WRITTEN REQUEST:
Will you give every entry again exactly as it stands?

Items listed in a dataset
┌──

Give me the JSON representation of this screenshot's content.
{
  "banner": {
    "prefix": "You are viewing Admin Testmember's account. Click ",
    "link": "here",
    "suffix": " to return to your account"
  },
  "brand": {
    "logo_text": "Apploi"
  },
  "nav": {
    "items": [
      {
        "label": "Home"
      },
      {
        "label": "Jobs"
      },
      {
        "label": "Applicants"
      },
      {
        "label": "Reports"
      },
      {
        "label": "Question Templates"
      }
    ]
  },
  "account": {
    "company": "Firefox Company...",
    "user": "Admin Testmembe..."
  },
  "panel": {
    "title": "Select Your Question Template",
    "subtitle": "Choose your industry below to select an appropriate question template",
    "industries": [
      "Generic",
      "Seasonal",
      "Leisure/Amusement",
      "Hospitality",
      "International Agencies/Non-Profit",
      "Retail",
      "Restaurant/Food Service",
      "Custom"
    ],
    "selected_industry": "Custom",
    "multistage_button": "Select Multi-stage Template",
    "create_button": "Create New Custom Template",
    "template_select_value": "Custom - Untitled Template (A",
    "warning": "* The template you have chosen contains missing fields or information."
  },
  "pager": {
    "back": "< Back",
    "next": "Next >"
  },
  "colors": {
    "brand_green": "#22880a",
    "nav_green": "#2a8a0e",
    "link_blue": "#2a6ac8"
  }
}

└──

RESPONSE TO THE EXERCISE:
Give me the JSON representation of this screenshot's content.
{
  "banner": {
    "prefix": "You are viewing Admin Testmember's account. Click ",
    "link": "here",
    "suffix": " to return to your account"
  },
  "brand": {
    "logo_text": "Apploi"
  },
  "nav": {
    "items": [
      {
        "label": "Home"
      },
      {
        "label": "Jobs"
      },
      {
        "label": "Applicants"
      },
      {
        "label": "Reports"
      },
      {
        "label": "Question Templates"
      }
    ]
  },
  "account": {
    "company": "Firefox Company...",
    "user": "Admin Testmembe..."
  },
  "panel": {
    "title": "Select Your Question Template",
    "subtitle": "Choose your industry below to select an appropriate question template",
    "industries": [
      "Generic",
      "Seasonal",
      "Leisure/Amusement",
      "Hospitality",
      "International Agencies/Non-Profit",
      "Retail",
      "Restaurant/Food Service",
      "Custom"
    ],
    "selected_industry": "Custom",
    "multistage_button": "Select Multi-stage Template",
    "create_button": "Create New Custom Template",
    "template_select_value": "Custom - Untitled Template (A",
    "warning": "* The template you have chosen contains missing fields or information."
  },
  "pager": {
    "back": "< Back",
    "next": "Next >"
  },
  "colors": {
    "brand_green": "#22880a",
    "nav_green": "#2a8a0e",
    "link_blue": "#2a6ac8"
  }
}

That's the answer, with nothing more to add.